=== Items ===

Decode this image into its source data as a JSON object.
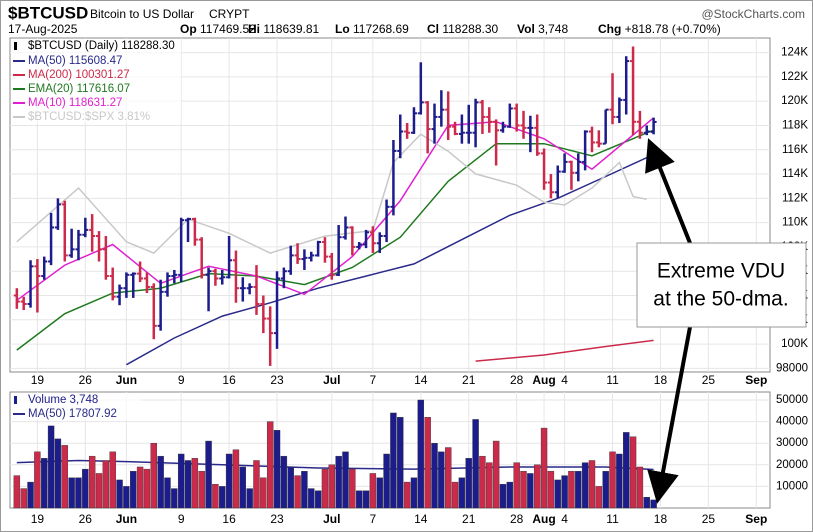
{
  "header": {
    "symbol": "$BTCUSD",
    "name": "Bitcoin to US Dollar",
    "exchange": "CRYPT",
    "source": "@StockCharts.com",
    "date": "17-Aug-2025",
    "stats": [
      {
        "label": "Op",
        "value": "117469.52"
      },
      {
        "label": "Hi",
        "value": "118639.81"
      },
      {
        "label": "Lo",
        "value": "117268.69"
      },
      {
        "label": "Cl",
        "value": "118288.30"
      },
      {
        "label": "Vol",
        "value": "3,748"
      },
      {
        "label": "Chg",
        "value": "+818.78 (+0.70%)"
      }
    ]
  },
  "chart_data": {
    "type": "ohlc",
    "price_legend": "$BTCUSD (Daily) 118288.30",
    "up_color": "#1c1c8c",
    "down_color": "#cc2a4a",
    "xlim": [
      "2025-05-15",
      "2025-09-03"
    ],
    "xticks": [
      {
        "value": "2025-05-19",
        "label": "19"
      },
      {
        "value": "2025-05-26",
        "label": "26"
      },
      {
        "value": "2025-06-01",
        "label": "Jun"
      },
      {
        "value": "2025-06-09",
        "label": "9"
      },
      {
        "value": "2025-06-16",
        "label": "16"
      },
      {
        "value": "2025-06-23",
        "label": "23"
      },
      {
        "value": "2025-07-01",
        "label": "Jul"
      },
      {
        "value": "2025-07-07",
        "label": "7"
      },
      {
        "value": "2025-07-14",
        "label": "14"
      },
      {
        "value": "2025-07-21",
        "label": "21"
      },
      {
        "value": "2025-07-28",
        "label": "28"
      },
      {
        "value": "2025-08-01",
        "label": "Aug"
      },
      {
        "value": "2025-08-04",
        "label": "4"
      },
      {
        "value": "2025-08-11",
        "label": "11"
      },
      {
        "value": "2025-08-18",
        "label": "18"
      },
      {
        "value": "2025-08-25",
        "label": "25"
      },
      {
        "value": "2025-09-01",
        "label": "Sep"
      }
    ],
    "ylim": [
      97700,
      125200
    ],
    "yticks": [
      98000,
      {
        "value": 100000,
        "label": "100K"
      },
      {
        "value": 102000,
        "label": "102K"
      },
      {
        "value": 104000,
        "label": "104K"
      },
      {
        "value": 106000,
        "label": "106K"
      },
      {
        "value": 108000,
        "label": "108K"
      },
      {
        "value": 110000,
        "label": "110K"
      },
      {
        "value": 112000,
        "label": "112K"
      },
      {
        "value": 114000,
        "label": "114K"
      },
      {
        "value": 116000,
        "label": "116K"
      },
      {
        "value": 118000,
        "label": "118K"
      },
      {
        "value": 120000,
        "label": "120K"
      },
      {
        "value": 122000,
        "label": "122K"
      },
      {
        "value": 124000,
        "label": "124K"
      }
    ],
    "grid": true,
    "x": [
      "2025-05-16",
      "2025-05-17",
      "2025-05-18",
      "2025-05-19",
      "2025-05-20",
      "2025-05-21",
      "2025-05-22",
      "2025-05-23",
      "2025-05-24",
      "2025-05-25",
      "2025-05-26",
      "2025-05-27",
      "2025-05-28",
      "2025-05-29",
      "2025-05-30",
      "2025-05-31",
      "2025-06-01",
      "2025-06-02",
      "2025-06-03",
      "2025-06-04",
      "2025-06-05",
      "2025-06-06",
      "2025-06-07",
      "2025-06-08",
      "2025-06-09",
      "2025-06-10",
      "2025-06-11",
      "2025-06-12",
      "2025-06-13",
      "2025-06-14",
      "2025-06-15",
      "2025-06-16",
      "2025-06-17",
      "2025-06-18",
      "2025-06-19",
      "2025-06-20",
      "2025-06-21",
      "2025-06-22",
      "2025-06-23",
      "2025-06-24",
      "2025-06-25",
      "2025-06-26",
      "2025-06-27",
      "2025-06-28",
      "2025-06-29",
      "2025-06-30",
      "2025-07-01",
      "2025-07-02",
      "2025-07-03",
      "2025-07-04",
      "2025-07-05",
      "2025-07-06",
      "2025-07-07",
      "2025-07-08",
      "2025-07-09",
      "2025-07-10",
      "2025-07-11",
      "2025-07-12",
      "2025-07-13",
      "2025-07-14",
      "2025-07-15",
      "2025-07-16",
      "2025-07-17",
      "2025-07-18",
      "2025-07-19",
      "2025-07-20",
      "2025-07-21",
      "2025-07-22",
      "2025-07-23",
      "2025-07-24",
      "2025-07-25",
      "2025-07-26",
      "2025-07-27",
      "2025-07-28",
      "2025-07-29",
      "2025-07-30",
      "2025-07-31",
      "2025-08-01",
      "2025-08-02",
      "2025-08-03",
      "2025-08-04",
      "2025-08-05",
      "2025-08-06",
      "2025-08-07",
      "2025-08-08",
      "2025-08-09",
      "2025-08-10",
      "2025-08-11",
      "2025-08-12",
      "2025-08-13",
      "2025-08-14",
      "2025-08-15",
      "2025-08-16",
      "2025-08-17"
    ],
    "open": [
      104000,
      103500,
      103300,
      106400,
      105600,
      106800,
      109600,
      111500,
      107300,
      107800,
      109000,
      109400,
      108900,
      107800,
      105600,
      103900,
      104600,
      105700,
      105800,
      105400,
      104700,
      101500,
      104300,
      105600,
      105700,
      110200,
      110300,
      108600,
      105700,
      106000,
      105400,
      105500,
      106900,
      104600,
      104600,
      104700,
      103300,
      102100,
      100900,
      105400,
      106000,
      107300,
      107000,
      107100,
      107300,
      108400,
      107200,
      105700,
      108800,
      109600,
      108000,
      108200,
      109200,
      108300,
      108900,
      111300,
      115900,
      117500,
      117400,
      119000,
      119900,
      117700,
      118700,
      119300,
      117900,
      117300,
      117400,
      117400,
      119900,
      118700,
      118300,
      117600,
      117900,
      119400,
      118000,
      117800,
      117800,
      115700,
      113300,
      112500,
      114200,
      115000,
      114100,
      115000,
      117500,
      116600,
      116500,
      119300,
      118700,
      120100,
      123300,
      118300,
      117400,
      117469.52
    ],
    "high": [
      104600,
      103900,
      106900,
      107000,
      107200,
      110800,
      112000,
      111800,
      109500,
      109400,
      110400,
      110700,
      109300,
      108900,
      106300,
      104900,
      105900,
      105900,
      106800,
      105900,
      105000,
      105300,
      105900,
      106100,
      110400,
      110400,
      110400,
      108800,
      106300,
      106200,
      106100,
      108900,
      107700,
      105500,
      105000,
      106500,
      104000,
      103100,
      106000,
      106300,
      108100,
      108300,
      107800,
      107600,
      108500,
      108800,
      107500,
      109800,
      110500,
      109700,
      108400,
      109400,
      109700,
      109200,
      111900,
      116800,
      118900,
      118200,
      119500,
      123200,
      120000,
      119800,
      120900,
      120800,
      118300,
      118900,
      119700,
      120200,
      120100,
      119500,
      118500,
      118300,
      119800,
      119800,
      119200,
      118800,
      118900,
      116100,
      114000,
      114700,
      115700,
      115100,
      115700,
      117600,
      117900,
      117600,
      119300,
      122300,
      120300,
      123700,
      124500,
      119200,
      118000,
      118639.81
    ],
    "low": [
      102900,
      102800,
      103000,
      102600,
      105300,
      106500,
      109400,
      106800,
      107100,
      106900,
      108800,
      107600,
      106800,
      105300,
      103600,
      103200,
      103800,
      103800,
      105100,
      104200,
      100400,
      101100,
      103900,
      105000,
      105100,
      108400,
      108100,
      105400,
      102700,
      104800,
      104900,
      105400,
      103400,
      103500,
      104100,
      102400,
      100900,
      98200,
      99600,
      104600,
      105700,
      106600,
      106100,
      106800,
      107200,
      106700,
      105300,
      105600,
      108600,
      107300,
      107800,
      107900,
      107500,
      107500,
      108400,
      110600,
      115300,
      116900,
      117300,
      118900,
      115700,
      116500,
      117900,
      116800,
      117200,
      116500,
      116500,
      116200,
      117300,
      117400,
      114700,
      117400,
      117800,
      117500,
      116900,
      115800,
      115500,
      112700,
      112000,
      112000,
      114100,
      112700,
      113400,
      114300,
      115800,
      116200,
      116500,
      118100,
      118200,
      118900,
      117200,
      116900,
      117200,
      117268.69
    ],
    "close": [
      103500,
      103300,
      106400,
      105600,
      106800,
      109600,
      111500,
      107300,
      107800,
      109000,
      109400,
      108900,
      107800,
      105600,
      103900,
      104600,
      105700,
      105800,
      105400,
      104700,
      101500,
      104300,
      105600,
      105700,
      110200,
      110300,
      108600,
      105700,
      106000,
      105400,
      105500,
      106900,
      104600,
      104600,
      104700,
      103300,
      102100,
      100900,
      105400,
      106000,
      107300,
      107000,
      107100,
      107300,
      108400,
      107200,
      105700,
      108800,
      109600,
      108000,
      108200,
      109200,
      108300,
      108900,
      111300,
      115900,
      117500,
      117400,
      119000,
      119900,
      117700,
      118700,
      119300,
      117900,
      117300,
      117400,
      117400,
      119900,
      118700,
      118300,
      117600,
      117900,
      119400,
      118000,
      117800,
      117800,
      115700,
      113300,
      112500,
      114200,
      115000,
      114100,
      115000,
      117500,
      116600,
      116500,
      119300,
      118700,
      120100,
      123300,
      118300,
      117400,
      117500,
      118288.3
    ],
    "series": [
      {
        "name": "MA(50)",
        "legend_value": "115608.47",
        "color": "#2a2a8a",
        "x": [
          "2025-06-01",
          "2025-06-08",
          "2025-06-15",
          "2025-06-22",
          "2025-06-29",
          "2025-07-06",
          "2025-07-13",
          "2025-07-20",
          "2025-07-27",
          "2025-08-03",
          "2025-08-10",
          "2025-08-17"
        ],
        "values": [
          98300,
          100500,
          102300,
          103400,
          104600,
          105600,
          106600,
          108600,
          110600,
          112000,
          113800,
          115608.47
        ]
      },
      {
        "name": "MA(200)",
        "legend_value": "100301.27",
        "color": "#cc2a4a",
        "x": [
          "2025-07-22",
          "2025-08-01",
          "2025-08-10",
          "2025-08-17"
        ],
        "values": [
          98600,
          99100,
          99800,
          100301.27
        ]
      },
      {
        "name": "EMA(20)",
        "legend_value": "117616.07",
        "color": "#1e7a1e",
        "x": [
          "2025-05-16",
          "2025-05-23",
          "2025-05-30",
          "2025-06-06",
          "2025-06-13",
          "2025-06-20",
          "2025-06-27",
          "2025-07-04",
          "2025-07-11",
          "2025-07-18",
          "2025-07-25",
          "2025-08-01",
          "2025-08-08",
          "2025-08-17"
        ],
        "values": [
          99500,
          102500,
          104200,
          104600,
          105800,
          105600,
          104900,
          106300,
          108800,
          113400,
          116500,
          116500,
          115500,
          117616.07
        ]
      },
      {
        "name": "MA(10)",
        "legend_value": "118631.27",
        "color": "#e020d0",
        "x": [
          "2025-05-16",
          "2025-05-23",
          "2025-05-30",
          "2025-06-06",
          "2025-06-13",
          "2025-06-20",
          "2025-06-27",
          "2025-07-04",
          "2025-07-11",
          "2025-07-18",
          "2025-07-25",
          "2025-08-01",
          "2025-08-08",
          "2025-08-17"
        ],
        "values": [
          103600,
          106500,
          108200,
          105000,
          106400,
          105600,
          104100,
          107200,
          111800,
          118000,
          118300,
          116900,
          114400,
          118631.27
        ]
      },
      {
        "name": "$BTCUSD:$SPX",
        "legend_value": "3.81%",
        "color": "#c8c8c8",
        "axis": "y3",
        "x": [
          "2025-05-16",
          "2025-05-25",
          "2025-06-01",
          "2025-06-05",
          "2025-06-10",
          "2025-06-16",
          "2025-06-22",
          "2025-06-30",
          "2025-07-07",
          "2025-07-10",
          "2025-07-14",
          "2025-07-18",
          "2025-07-22",
          "2025-07-28",
          "2025-08-01",
          "2025-08-04",
          "2025-08-08",
          "2025-08-12",
          "2025-08-14",
          "2025-08-16"
        ],
        "values": [
          3.66,
          3.85,
          3.66,
          3.62,
          3.74,
          3.69,
          3.62,
          3.68,
          3.7,
          3.94,
          4.04,
          3.98,
          3.9,
          3.86,
          3.8,
          3.79,
          3.85,
          3.94,
          3.82,
          3.81
        ]
      }
    ],
    "y3lim": [
      3.2,
      4.38
    ],
    "volume": {
      "legend": "Volume 3,748",
      "ylim": [
        0,
        53700
      ],
      "yticks": [
        10000,
        20000,
        30000,
        40000,
        50000
      ],
      "values": [
        15000,
        9000,
        12000,
        26000,
        23000,
        38000,
        32000,
        29000,
        14000,
        14000,
        18000,
        24000,
        16000,
        22000,
        26000,
        13000,
        10000,
        17000,
        19000,
        18000,
        30000,
        24000,
        14000,
        9000,
        25000,
        22000,
        23000,
        17000,
        31000,
        11000,
        10000,
        25000,
        27000,
        19000,
        9000,
        22000,
        14000,
        40000,
        36000,
        24000,
        19000,
        15000,
        17000,
        9000,
        8000,
        18000,
        20000,
        24000,
        26000,
        18000,
        8000,
        8000,
        16000,
        14000,
        25000,
        44000,
        42000,
        12000,
        14000,
        50000,
        42000,
        30000,
        26000,
        28000,
        12000,
        14000,
        23000,
        41000,
        24000,
        21000,
        31000,
        11000,
        12000,
        21000,
        17000,
        16000,
        20000,
        37000,
        17000,
        13000,
        15000,
        17000,
        17000,
        21000,
        22000,
        10000,
        17000,
        26000,
        25000,
        35000,
        33000,
        19000,
        5000,
        3748
      ],
      "ma": {
        "name": "MA(50)",
        "legend_value": "17807.92",
        "color": "#2a2a8a",
        "x": [
          "2025-05-16",
          "2025-05-25",
          "2025-06-01",
          "2025-06-15",
          "2025-06-29",
          "2025-07-13",
          "2025-07-27",
          "2025-08-10",
          "2025-08-17"
        ],
        "values": [
          21000,
          22000,
          21500,
          20000,
          18500,
          18000,
          19000,
          19000,
          17807.92
        ]
      }
    },
    "annotation": [
      "Extreme VDU",
      "at the 50-dma."
    ]
  }
}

===

#### [Task statement]
List all lines where "source" occurs.

#### [Output of the exercise]
Decode this image into its source data as a JSON object.
    "source": "@StockCharts.com",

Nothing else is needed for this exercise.